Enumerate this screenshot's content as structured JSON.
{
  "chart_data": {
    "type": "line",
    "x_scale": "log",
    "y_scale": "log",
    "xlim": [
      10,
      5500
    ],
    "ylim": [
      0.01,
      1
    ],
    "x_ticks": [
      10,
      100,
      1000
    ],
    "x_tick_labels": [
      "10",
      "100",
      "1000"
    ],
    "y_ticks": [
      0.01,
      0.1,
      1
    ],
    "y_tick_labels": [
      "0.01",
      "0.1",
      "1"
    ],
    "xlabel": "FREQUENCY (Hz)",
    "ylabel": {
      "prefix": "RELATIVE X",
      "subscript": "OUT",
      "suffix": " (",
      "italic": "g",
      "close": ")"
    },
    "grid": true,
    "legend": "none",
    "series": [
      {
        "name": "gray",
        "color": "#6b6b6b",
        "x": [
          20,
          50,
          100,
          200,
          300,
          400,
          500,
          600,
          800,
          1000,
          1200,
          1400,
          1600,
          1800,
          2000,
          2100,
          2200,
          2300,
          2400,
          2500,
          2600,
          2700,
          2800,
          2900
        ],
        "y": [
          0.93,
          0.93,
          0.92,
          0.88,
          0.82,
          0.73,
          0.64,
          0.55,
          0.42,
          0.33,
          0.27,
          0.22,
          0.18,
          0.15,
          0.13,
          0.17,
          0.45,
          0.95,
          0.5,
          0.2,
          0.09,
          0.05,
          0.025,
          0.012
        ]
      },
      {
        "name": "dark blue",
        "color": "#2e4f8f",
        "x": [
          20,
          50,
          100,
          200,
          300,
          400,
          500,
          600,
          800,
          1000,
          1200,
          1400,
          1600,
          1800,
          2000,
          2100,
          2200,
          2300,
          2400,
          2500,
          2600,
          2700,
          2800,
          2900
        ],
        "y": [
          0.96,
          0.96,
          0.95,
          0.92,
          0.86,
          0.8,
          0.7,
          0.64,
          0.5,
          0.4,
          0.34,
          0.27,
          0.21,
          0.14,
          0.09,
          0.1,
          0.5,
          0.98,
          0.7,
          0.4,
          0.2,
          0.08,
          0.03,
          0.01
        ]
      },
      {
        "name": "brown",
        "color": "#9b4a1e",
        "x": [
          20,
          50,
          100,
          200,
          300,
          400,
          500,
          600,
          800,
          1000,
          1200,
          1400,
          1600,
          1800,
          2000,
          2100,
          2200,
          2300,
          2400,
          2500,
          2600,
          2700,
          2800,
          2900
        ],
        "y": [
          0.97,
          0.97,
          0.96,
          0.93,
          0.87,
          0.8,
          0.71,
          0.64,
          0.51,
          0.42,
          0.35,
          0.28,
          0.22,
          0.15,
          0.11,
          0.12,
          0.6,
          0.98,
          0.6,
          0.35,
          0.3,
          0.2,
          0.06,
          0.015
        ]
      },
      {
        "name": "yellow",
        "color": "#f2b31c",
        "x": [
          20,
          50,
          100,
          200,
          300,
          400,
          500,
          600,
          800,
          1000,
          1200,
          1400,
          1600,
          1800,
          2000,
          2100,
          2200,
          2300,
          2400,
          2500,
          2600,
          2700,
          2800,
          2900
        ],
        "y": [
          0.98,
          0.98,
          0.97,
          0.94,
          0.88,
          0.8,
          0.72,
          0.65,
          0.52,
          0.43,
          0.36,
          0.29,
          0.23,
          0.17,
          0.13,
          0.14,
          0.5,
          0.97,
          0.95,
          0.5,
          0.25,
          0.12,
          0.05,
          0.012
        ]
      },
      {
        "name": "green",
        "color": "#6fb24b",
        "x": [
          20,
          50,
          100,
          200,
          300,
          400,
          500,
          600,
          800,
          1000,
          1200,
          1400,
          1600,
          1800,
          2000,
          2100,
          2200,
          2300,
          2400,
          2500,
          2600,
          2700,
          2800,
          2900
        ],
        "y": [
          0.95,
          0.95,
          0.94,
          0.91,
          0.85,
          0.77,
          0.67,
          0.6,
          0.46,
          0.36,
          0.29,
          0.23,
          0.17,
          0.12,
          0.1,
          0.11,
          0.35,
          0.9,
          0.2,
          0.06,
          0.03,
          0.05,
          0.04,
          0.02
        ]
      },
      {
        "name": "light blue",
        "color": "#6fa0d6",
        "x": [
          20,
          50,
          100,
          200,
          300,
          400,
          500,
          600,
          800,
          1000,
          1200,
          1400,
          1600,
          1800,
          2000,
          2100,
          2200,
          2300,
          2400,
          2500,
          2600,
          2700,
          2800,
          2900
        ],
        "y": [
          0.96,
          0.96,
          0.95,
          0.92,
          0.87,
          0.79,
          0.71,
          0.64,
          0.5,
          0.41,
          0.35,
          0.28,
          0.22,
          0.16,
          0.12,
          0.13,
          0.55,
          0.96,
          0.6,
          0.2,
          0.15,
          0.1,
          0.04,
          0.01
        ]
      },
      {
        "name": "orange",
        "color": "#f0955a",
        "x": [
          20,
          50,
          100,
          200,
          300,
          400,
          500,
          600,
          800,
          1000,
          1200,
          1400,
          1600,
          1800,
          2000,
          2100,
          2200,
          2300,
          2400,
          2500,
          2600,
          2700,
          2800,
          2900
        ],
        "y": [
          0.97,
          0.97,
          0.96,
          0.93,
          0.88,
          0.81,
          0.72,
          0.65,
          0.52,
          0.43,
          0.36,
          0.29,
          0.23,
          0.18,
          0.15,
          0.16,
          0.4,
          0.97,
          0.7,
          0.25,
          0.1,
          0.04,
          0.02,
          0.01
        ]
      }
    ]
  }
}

★ ★ ★ ★

* **What to produce**: Every record shown above must be echoed exactly.

* **Task answer**:
Enumerate this screenshot's content as structured JSON.
{
  "chart_data": {
    "type": "line",
    "x_scale": "log",
    "y_scale": "log",
    "xlim": [
      10,
      5500
    ],
    "ylim": [
      0.01,
      1
    ],
    "x_ticks": [
      10,
      100,
      1000
    ],
    "x_tick_labels": [
      "10",
      "100",
      "1000"
    ],
    "y_ticks": [
      0.01,
      0.1,
      1
    ],
    "y_tick_labels": [
      "0.01",
      "0.1",
      "1"
    ],
    "xlabel": "FREQUENCY (Hz)",
    "ylabel": {
      "prefix": "RELATIVE X",
      "subscript": "OUT",
      "suffix": " (",
      "italic": "g",
      "close": ")"
    },
    "grid": true,
    "legend": "none",
    "series": [
      {
        "name": "gray",
        "color": "#6b6b6b",
        "x": [
          20,
          50,
          100,
          200,
          300,
          400,
          500,
          600,
          800,
          1000,
          1200,
          1400,
          1600,
          1800,
          2000,
          2100,
          2200,
          2300,
          2400,
          2500,
          2600,
          2700,
          2800,
          2900
        ],
        "y": [
          0.93,
          0.93,
          0.92,
          0.88,
          0.82,
          0.73,
          0.64,
          0.55,
          0.42,
          0.33,
          0.27,
          0.22,
          0.18,
          0.15,
          0.13,
          0.17,
          0.45,
          0.95,
          0.5,
          0.2,
          0.09,
          0.05,
          0.025,
          0.012
        ]
      },
      {
        "name": "dark blue",
        "color": "#2e4f8f",
        "x": [
          20,
          50,
          100,
          200,
          300,
          400,
          500,
          600,
          800,
          1000,
          1200,
          1400,
          1600,
          1800,
          2000,
          2100,
          2200,
          2300,
          2400,
          2500,
          2600,
          2700,
          2800,
          2900
        ],
        "y": [
          0.96,
          0.96,
          0.95,
          0.92,
          0.86,
          0.8,
          0.7,
          0.64,
          0.5,
          0.4,
          0.34,
          0.27,
          0.21,
          0.14,
          0.09,
          0.1,
          0.5,
          0.98,
          0.7,
          0.4,
          0.2,
          0.08,
          0.03,
          0.01
        ]
      },
      {
        "name": "brown",
        "color": "#9b4a1e",
        "x": [
          20,
          50,
          100,
          200,
          300,
          400,
          500,
          600,
          800,
          1000,
          1200,
          1400,
          1600,
          1800,
          2000,
          2100,
          2200,
          2300,
          2400,
          2500,
          2600,
          2700,
          2800,
          2900
        ],
        "y": [
          0.97,
          0.97,
          0.96,
          0.93,
          0.87,
          0.8,
          0.71,
          0.64,
          0.51,
          0.42,
          0.35,
          0.28,
          0.22,
          0.15,
          0.11,
          0.12,
          0.6,
          0.98,
          0.6,
          0.35,
          0.3,
          0.2,
          0.06,
          0.015
        ]
      },
      {
        "name": "yellow",
        "color": "#f2b31c",
        "x": [
          20,
          50,
          100,
          200,
          300,
          400,
          500,
          600,
          800,
          1000,
          1200,
          1400,
          1600,
          1800,
          2000,
          2100,
          2200,
          2300,
          2400,
          2500,
          2600,
          2700,
          2800,
          2900
        ],
        "y": [
          0.98,
          0.98,
          0.97,
          0.94,
          0.88,
          0.8,
          0.72,
          0.65,
          0.52,
          0.43,
          0.36,
          0.29,
          0.23,
          0.17,
          0.13,
          0.14,
          0.5,
          0.97,
          0.95,
          0.5,
          0.25,
          0.12,
          0.05,
          0.012
        ]
      },
      {
        "name": "green",
        "color": "#6fb24b",
        "x": [
          20,
          50,
          100,
          200,
          300,
          400,
          500,
          600,
          800,
          1000,
          1200,
          1400,
          1600,
          1800,
          2000,
          2100,
          2200,
          2300,
          2400,
          2500,
          2600,
          2700,
          2800,
          2900
        ],
        "y": [
          0.95,
          0.95,
          0.94,
          0.91,
          0.85,
          0.77,
          0.67,
          0.6,
          0.46,
          0.36,
          0.29,
          0.23,
          0.17,
          0.12,
          0.1,
          0.11,
          0.35,
          0.9,
          0.2,
          0.06,
          0.03,
          0.05,
          0.04,
          0.02
        ]
      },
      {
        "name": "light blue",
        "color": "#6fa0d6",
        "x": [
          20,
          50,
          100,
          200,
          300,
          400,
          500,
          600,
          800,
          1000,
          1200,
          1400,
          1600,
          1800,
          2000,
          2100,
          2200,
          2300,
          2400,
          2500,
          2600,
          2700,
          2800,
          2900
        ],
        "y": [
          0.96,
          0.96,
          0.95,
          0.92,
          0.87,
          0.79,
          0.71,
          0.64,
          0.5,
          0.41,
          0.35,
          0.28,
          0.22,
          0.16,
          0.12,
          0.13,
          0.55,
          0.96,
          0.6,
          0.2,
          0.15,
          0.1,
          0.04,
          0.01
        ]
      },
      {
        "name": "orange",
        "color": "#f0955a",
        "x": [
          20,
          50,
          100,
          200,
          300,
          400,
          500,
          600,
          800,
          1000,
          1200,
          1400,
          1600,
          1800,
          2000,
          2100,
          2200,
          2300,
          2400,
          2500,
          2600,
          2700,
          2800,
          2900
        ],
        "y": [
          0.97,
          0.97,
          0.96,
          0.93,
          0.88,
          0.81,
          0.72,
          0.65,
          0.52,
          0.43,
          0.36,
          0.29,
          0.23,
          0.18,
          0.15,
          0.16,
          0.4,
          0.97,
          0.7,
          0.25,
          0.1,
          0.04,
          0.02,
          0.01
        ]
      }
    ]
  }
}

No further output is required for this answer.